- **Problem details**: Report each line from the entries in which "stereoselective" can be found.

-----

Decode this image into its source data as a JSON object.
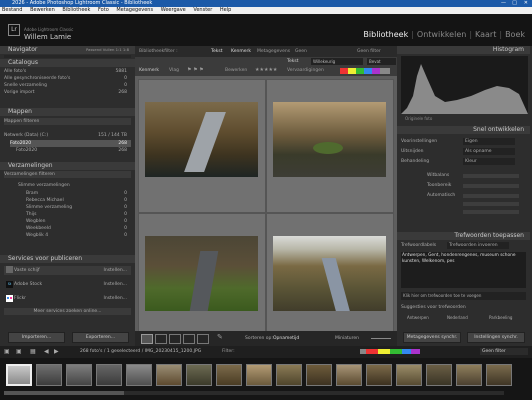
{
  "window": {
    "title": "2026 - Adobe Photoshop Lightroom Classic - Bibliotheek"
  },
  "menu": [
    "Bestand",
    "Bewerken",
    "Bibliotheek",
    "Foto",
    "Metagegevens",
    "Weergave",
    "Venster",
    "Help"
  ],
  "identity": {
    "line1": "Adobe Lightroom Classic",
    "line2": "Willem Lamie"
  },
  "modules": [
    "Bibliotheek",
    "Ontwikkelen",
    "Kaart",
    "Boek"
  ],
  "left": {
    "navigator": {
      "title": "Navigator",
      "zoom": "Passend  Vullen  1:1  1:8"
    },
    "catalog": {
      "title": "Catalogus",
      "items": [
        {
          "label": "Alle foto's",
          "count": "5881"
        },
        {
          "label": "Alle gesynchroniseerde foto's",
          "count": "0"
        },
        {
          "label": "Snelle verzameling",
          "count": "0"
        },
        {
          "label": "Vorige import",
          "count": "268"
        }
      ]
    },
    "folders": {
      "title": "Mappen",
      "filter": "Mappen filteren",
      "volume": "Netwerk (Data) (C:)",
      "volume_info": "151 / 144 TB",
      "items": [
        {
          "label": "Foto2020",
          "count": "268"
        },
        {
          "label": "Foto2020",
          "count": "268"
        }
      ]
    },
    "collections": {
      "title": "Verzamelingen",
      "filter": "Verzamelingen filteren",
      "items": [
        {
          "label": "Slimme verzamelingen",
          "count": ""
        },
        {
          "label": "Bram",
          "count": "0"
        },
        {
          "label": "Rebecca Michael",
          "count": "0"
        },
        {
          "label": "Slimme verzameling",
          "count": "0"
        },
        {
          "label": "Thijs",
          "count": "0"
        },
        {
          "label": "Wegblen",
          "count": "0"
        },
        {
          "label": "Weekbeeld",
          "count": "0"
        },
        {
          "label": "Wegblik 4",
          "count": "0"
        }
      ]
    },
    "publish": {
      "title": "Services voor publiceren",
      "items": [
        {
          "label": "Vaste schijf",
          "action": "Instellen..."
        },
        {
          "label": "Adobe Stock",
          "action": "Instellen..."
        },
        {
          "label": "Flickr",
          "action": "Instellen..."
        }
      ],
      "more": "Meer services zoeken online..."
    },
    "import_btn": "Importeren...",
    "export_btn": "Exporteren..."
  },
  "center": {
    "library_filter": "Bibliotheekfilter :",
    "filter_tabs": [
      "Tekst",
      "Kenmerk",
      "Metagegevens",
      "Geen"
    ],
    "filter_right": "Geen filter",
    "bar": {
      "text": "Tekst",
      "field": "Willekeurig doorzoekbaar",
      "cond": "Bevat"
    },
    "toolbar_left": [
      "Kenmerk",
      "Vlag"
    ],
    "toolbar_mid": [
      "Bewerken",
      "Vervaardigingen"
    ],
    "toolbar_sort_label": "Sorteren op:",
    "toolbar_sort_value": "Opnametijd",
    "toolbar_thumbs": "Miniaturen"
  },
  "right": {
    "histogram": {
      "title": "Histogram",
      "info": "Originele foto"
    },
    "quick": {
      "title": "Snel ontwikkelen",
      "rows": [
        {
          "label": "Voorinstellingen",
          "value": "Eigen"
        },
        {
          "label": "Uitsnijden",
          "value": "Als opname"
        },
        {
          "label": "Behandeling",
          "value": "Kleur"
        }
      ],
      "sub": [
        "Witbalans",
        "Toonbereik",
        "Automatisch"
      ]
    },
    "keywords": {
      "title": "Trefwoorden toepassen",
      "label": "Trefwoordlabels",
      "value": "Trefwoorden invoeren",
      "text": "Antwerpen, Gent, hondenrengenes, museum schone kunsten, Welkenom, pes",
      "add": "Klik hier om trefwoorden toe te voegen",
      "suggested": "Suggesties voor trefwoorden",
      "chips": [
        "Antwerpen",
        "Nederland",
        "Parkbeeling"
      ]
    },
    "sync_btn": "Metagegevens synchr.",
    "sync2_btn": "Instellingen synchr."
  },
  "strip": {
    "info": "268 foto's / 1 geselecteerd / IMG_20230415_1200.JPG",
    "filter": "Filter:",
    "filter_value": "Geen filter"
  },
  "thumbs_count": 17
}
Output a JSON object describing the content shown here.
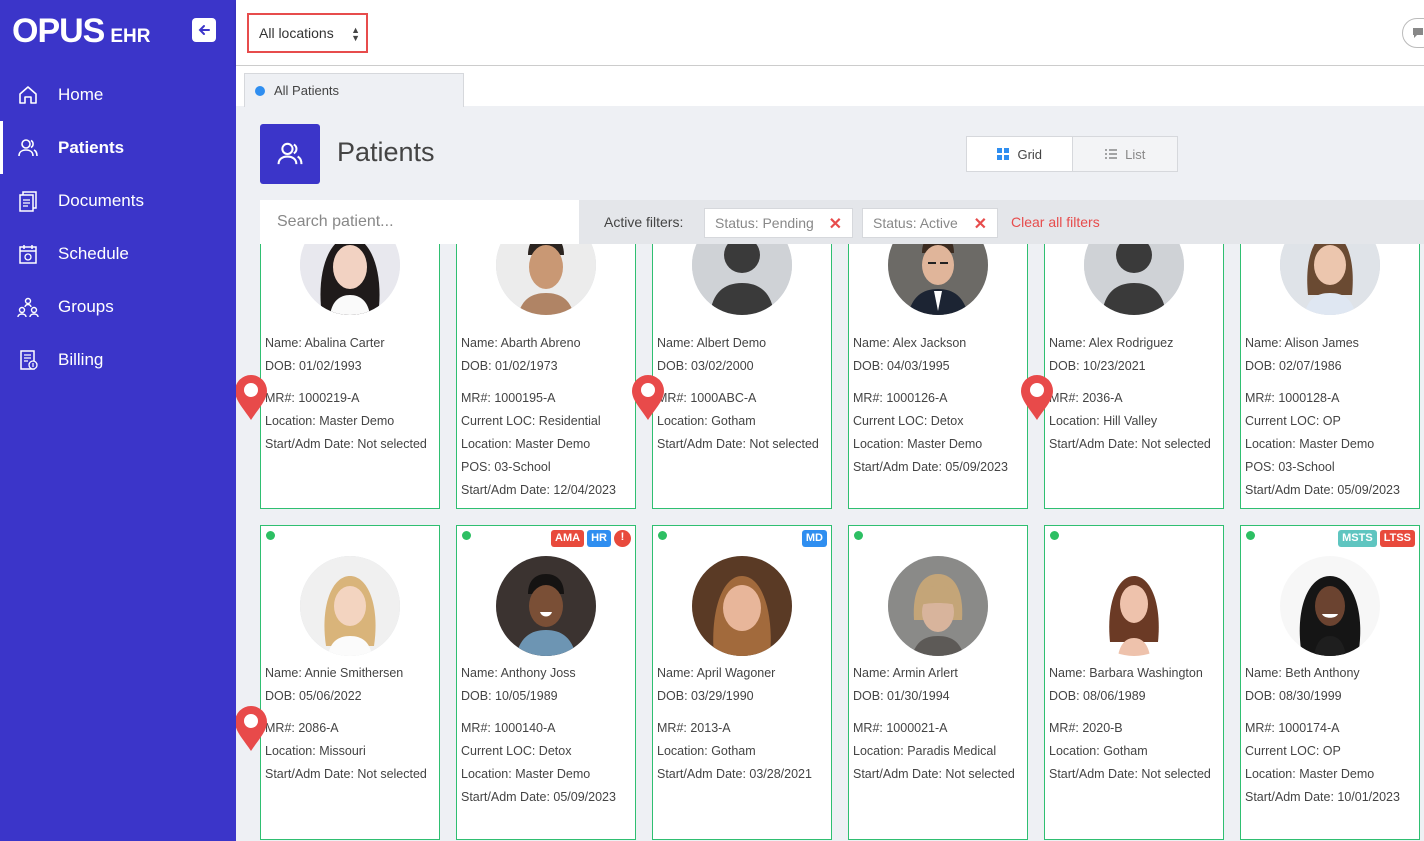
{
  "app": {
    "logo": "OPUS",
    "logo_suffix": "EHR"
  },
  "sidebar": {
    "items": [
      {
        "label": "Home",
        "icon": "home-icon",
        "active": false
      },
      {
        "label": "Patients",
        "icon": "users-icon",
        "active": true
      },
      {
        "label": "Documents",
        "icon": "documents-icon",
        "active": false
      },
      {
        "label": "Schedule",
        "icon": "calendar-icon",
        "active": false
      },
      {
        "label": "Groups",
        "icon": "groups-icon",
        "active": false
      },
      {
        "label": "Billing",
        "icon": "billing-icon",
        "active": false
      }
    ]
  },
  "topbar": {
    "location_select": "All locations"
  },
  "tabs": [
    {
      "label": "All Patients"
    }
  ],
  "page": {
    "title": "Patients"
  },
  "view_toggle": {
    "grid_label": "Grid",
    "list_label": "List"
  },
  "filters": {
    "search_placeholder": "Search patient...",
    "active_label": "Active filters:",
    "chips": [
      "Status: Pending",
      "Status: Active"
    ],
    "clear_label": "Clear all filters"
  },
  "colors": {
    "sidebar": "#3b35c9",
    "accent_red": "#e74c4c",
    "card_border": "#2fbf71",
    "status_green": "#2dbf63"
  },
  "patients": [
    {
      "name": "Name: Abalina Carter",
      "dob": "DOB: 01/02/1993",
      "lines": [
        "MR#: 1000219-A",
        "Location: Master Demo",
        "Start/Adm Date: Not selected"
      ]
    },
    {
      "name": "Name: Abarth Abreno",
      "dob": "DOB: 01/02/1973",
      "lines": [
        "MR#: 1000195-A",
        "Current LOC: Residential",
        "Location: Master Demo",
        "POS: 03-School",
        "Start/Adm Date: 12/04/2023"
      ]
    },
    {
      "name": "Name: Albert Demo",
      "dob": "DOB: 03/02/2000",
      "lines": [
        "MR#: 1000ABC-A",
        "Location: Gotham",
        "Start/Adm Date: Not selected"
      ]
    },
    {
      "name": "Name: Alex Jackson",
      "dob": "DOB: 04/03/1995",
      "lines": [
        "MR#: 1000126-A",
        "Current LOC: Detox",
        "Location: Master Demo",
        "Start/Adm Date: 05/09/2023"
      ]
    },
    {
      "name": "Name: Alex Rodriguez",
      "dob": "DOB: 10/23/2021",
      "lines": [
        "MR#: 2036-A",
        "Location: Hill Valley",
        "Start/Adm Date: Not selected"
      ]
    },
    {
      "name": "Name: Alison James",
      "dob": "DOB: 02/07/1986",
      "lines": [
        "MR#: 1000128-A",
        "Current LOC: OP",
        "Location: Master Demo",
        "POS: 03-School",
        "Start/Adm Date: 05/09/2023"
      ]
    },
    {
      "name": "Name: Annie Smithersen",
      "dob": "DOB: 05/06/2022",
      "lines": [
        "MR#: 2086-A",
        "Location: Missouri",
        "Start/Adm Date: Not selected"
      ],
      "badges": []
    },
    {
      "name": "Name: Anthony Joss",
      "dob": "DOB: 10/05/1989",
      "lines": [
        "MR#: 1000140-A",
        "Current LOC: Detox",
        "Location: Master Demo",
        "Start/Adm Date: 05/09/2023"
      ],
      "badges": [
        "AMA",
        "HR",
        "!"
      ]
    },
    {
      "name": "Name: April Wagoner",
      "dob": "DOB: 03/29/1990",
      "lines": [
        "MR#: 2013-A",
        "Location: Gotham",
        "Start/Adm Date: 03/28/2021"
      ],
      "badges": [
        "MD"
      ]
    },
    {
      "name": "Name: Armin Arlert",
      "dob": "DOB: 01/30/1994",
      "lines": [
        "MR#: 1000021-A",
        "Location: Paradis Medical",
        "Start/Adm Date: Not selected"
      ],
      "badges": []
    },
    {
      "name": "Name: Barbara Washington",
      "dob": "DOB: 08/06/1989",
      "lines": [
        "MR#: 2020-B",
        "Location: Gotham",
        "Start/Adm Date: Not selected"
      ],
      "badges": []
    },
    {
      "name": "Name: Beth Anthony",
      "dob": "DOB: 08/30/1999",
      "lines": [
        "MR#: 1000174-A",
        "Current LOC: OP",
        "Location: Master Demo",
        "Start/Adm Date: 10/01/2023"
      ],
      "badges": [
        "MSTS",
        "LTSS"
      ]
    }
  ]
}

-----

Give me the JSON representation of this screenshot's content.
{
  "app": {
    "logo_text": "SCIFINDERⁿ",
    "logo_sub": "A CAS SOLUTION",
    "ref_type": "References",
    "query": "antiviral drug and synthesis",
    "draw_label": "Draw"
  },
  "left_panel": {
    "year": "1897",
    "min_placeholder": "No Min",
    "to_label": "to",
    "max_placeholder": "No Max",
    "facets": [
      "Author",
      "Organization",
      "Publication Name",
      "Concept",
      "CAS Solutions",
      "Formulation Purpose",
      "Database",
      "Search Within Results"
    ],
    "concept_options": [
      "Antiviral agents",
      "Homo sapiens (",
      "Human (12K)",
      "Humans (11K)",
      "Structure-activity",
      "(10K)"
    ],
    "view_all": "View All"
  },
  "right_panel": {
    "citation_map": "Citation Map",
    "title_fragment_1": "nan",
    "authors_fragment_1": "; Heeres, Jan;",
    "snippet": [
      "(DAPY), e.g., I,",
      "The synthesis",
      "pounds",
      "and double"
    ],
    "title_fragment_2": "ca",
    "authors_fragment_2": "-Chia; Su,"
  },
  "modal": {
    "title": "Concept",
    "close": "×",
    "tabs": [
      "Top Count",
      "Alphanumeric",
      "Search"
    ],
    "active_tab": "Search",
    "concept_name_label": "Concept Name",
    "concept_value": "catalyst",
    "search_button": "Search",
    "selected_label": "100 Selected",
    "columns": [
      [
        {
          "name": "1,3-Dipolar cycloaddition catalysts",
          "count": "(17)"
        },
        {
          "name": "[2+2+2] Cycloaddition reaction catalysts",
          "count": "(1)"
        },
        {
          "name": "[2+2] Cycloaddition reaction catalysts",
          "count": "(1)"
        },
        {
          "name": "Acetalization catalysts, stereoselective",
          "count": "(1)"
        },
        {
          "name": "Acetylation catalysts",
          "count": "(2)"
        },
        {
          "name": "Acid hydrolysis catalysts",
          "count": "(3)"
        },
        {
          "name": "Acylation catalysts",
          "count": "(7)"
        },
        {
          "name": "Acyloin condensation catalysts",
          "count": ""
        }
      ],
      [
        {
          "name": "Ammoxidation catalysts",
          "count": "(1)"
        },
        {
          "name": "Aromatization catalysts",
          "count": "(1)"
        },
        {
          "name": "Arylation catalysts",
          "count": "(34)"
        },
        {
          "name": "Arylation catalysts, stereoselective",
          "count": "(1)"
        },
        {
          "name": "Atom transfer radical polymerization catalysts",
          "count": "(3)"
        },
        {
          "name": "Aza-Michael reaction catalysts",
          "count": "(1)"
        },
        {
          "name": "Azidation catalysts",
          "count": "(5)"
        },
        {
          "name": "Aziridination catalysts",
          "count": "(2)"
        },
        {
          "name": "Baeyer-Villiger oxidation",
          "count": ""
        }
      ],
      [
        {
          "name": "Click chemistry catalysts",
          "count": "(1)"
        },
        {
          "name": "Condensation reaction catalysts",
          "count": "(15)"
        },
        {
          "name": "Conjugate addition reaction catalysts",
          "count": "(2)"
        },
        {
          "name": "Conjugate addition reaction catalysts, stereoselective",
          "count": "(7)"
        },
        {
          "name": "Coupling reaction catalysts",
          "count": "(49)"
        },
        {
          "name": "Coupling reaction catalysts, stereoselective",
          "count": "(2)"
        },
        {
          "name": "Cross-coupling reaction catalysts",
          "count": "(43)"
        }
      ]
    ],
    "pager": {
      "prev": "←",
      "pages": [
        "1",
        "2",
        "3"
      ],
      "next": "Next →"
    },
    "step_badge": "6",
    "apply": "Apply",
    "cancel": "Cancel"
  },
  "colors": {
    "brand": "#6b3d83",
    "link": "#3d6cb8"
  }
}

-----

- **Solution**:
          "name": "Acetalization catalysts, stereoselective",
          "name": "Arylation catalysts, stereoselective",
          "name": "Conjugate addition reaction catalysts, stereoselective",
          "name": "Coupling reaction catalysts, stereoselective",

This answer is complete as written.